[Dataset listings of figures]

----

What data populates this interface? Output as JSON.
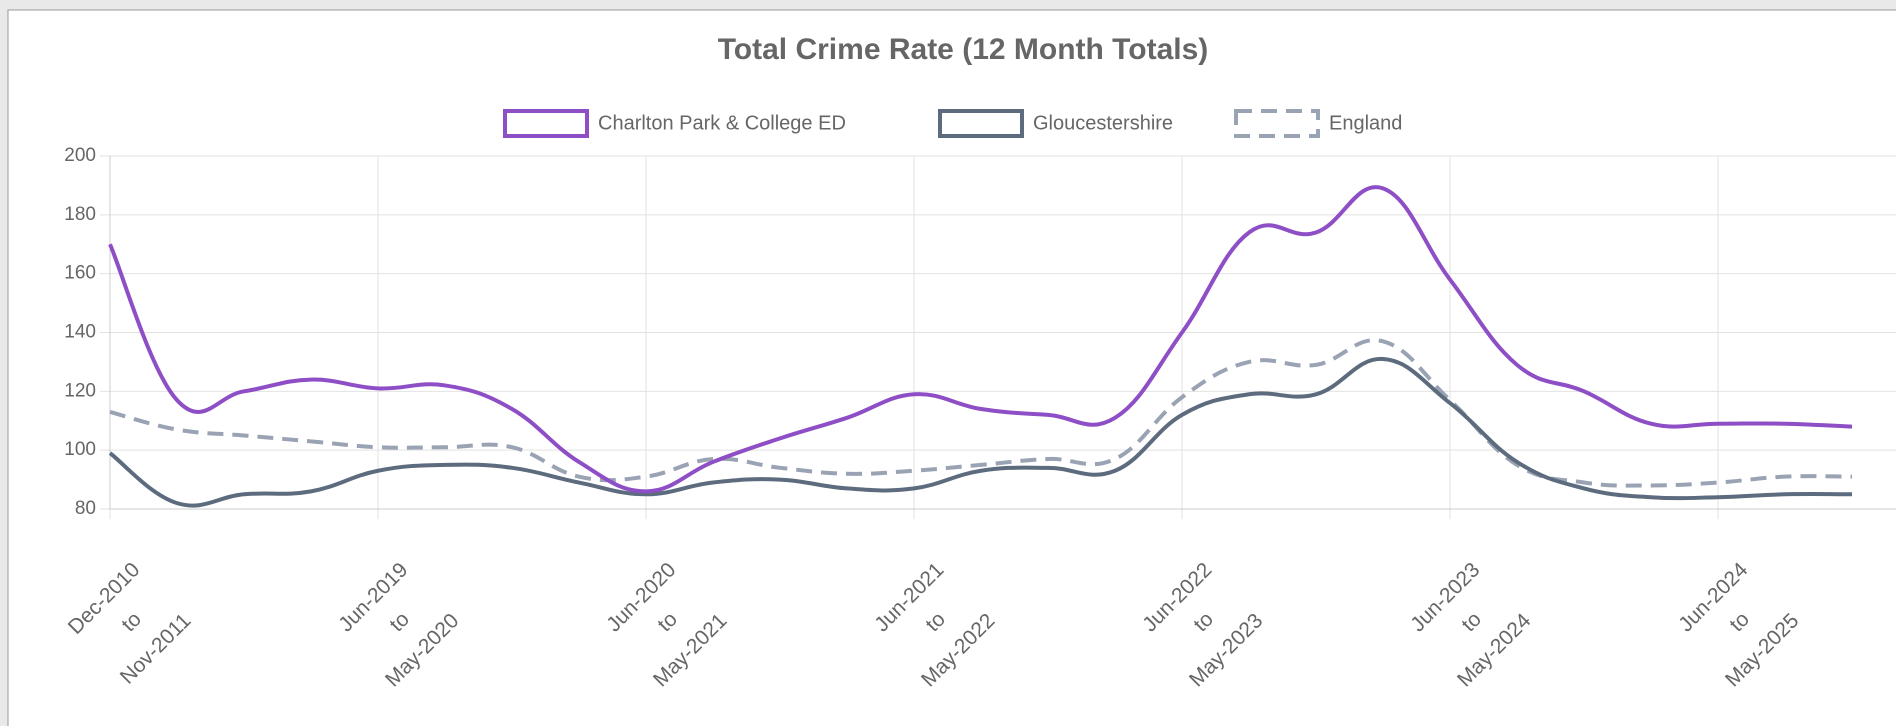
{
  "chart_data": {
    "type": "line",
    "title": "Total Crime Rate (12 Month Totals)",
    "categories": [
      [
        "Dec-2010",
        "to",
        "Nov-2011"
      ],
      null,
      null,
      null,
      [
        "Jun-2019",
        "to",
        "May-2020"
      ],
      null,
      null,
      null,
      [
        "Jun-2020",
        "to",
        "May-2021"
      ],
      null,
      null,
      null,
      [
        "Jun-2021",
        "to",
        "May-2022"
      ],
      null,
      null,
      null,
      [
        "Jun-2022",
        "to",
        "May-2023"
      ],
      null,
      null,
      null,
      [
        "Jun-2023",
        "to",
        "May-2024"
      ],
      null,
      null,
      null,
      [
        "Jun-2024",
        "to",
        "May-2025"
      ],
      null,
      null
    ],
    "series": [
      {
        "name": "Charlton Park & College ED",
        "color": "#8e4ec6",
        "dashed": false,
        "values": [
          170,
          117,
          120,
          124,
          121,
          122,
          114,
          96,
          86,
          96,
          104,
          111,
          119,
          114,
          112,
          111,
          140,
          174,
          174,
          189,
          158,
          129,
          120,
          109,
          109,
          109,
          108
        ]
      },
      {
        "name": "Gloucestershire",
        "color": "#5d6b7e",
        "dashed": false,
        "values": [
          99,
          82,
          85,
          86,
          93,
          95,
          94,
          89,
          85,
          89,
          90,
          87,
          87,
          93,
          94,
          93,
          112,
          119,
          119,
          131,
          116,
          96,
          87,
          84,
          84,
          85,
          85
        ]
      },
      {
        "name": "England",
        "color": "#9aa3b3",
        "dashed": true,
        "values": [
          113,
          107,
          105,
          103,
          101,
          101,
          101,
          91,
          91,
          97,
          94,
          92,
          93,
          95,
          97,
          97,
          118,
          130,
          129,
          137,
          117,
          95,
          89,
          88,
          89,
          91,
          91
        ]
      }
    ],
    "ylim": [
      80,
      200
    ],
    "yticks": [
      80,
      100,
      120,
      140,
      160,
      180,
      200
    ],
    "grid": true
  }
}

----

» Task prompt
Every entry should be returned exactly as written, minus the pictures.

» The completed task
What data populates this interface? Output as JSON.
{
  "chart_data": {
    "type": "line",
    "title": "Total Crime Rate (12 Month Totals)",
    "categories": [
      [
        "Dec-2010",
        "to",
        "Nov-2011"
      ],
      null,
      null,
      null,
      [
        "Jun-2019",
        "to",
        "May-2020"
      ],
      null,
      null,
      null,
      [
        "Jun-2020",
        "to",
        "May-2021"
      ],
      null,
      null,
      null,
      [
        "Jun-2021",
        "to",
        "May-2022"
      ],
      null,
      null,
      null,
      [
        "Jun-2022",
        "to",
        "May-2023"
      ],
      null,
      null,
      null,
      [
        "Jun-2023",
        "to",
        "May-2024"
      ],
      null,
      null,
      null,
      [
        "Jun-2024",
        "to",
        "May-2025"
      ],
      null,
      null
    ],
    "series": [
      {
        "name": "Charlton Park & College ED",
        "color": "#8e4ec6",
        "dashed": false,
        "values": [
          170,
          117,
          120,
          124,
          121,
          122,
          114,
          96,
          86,
          96,
          104,
          111,
          119,
          114,
          112,
          111,
          140,
          174,
          174,
          189,
          158,
          129,
          120,
          109,
          109,
          109,
          108
        ]
      },
      {
        "name": "Gloucestershire",
        "color": "#5d6b7e",
        "dashed": false,
        "values": [
          99,
          82,
          85,
          86,
          93,
          95,
          94,
          89,
          85,
          89,
          90,
          87,
          87,
          93,
          94,
          93,
          112,
          119,
          119,
          131,
          116,
          96,
          87,
          84,
          84,
          85,
          85
        ]
      },
      {
        "name": "England",
        "color": "#9aa3b3",
        "dashed": true,
        "values": [
          113,
          107,
          105,
          103,
          101,
          101,
          101,
          91,
          91,
          97,
          94,
          92,
          93,
          95,
          97,
          97,
          118,
          130,
          129,
          137,
          117,
          95,
          89,
          88,
          89,
          91,
          91
        ]
      }
    ],
    "ylim": [
      80,
      200
    ],
    "yticks": [
      80,
      100,
      120,
      140,
      160,
      180,
      200
    ],
    "grid": true
  }
}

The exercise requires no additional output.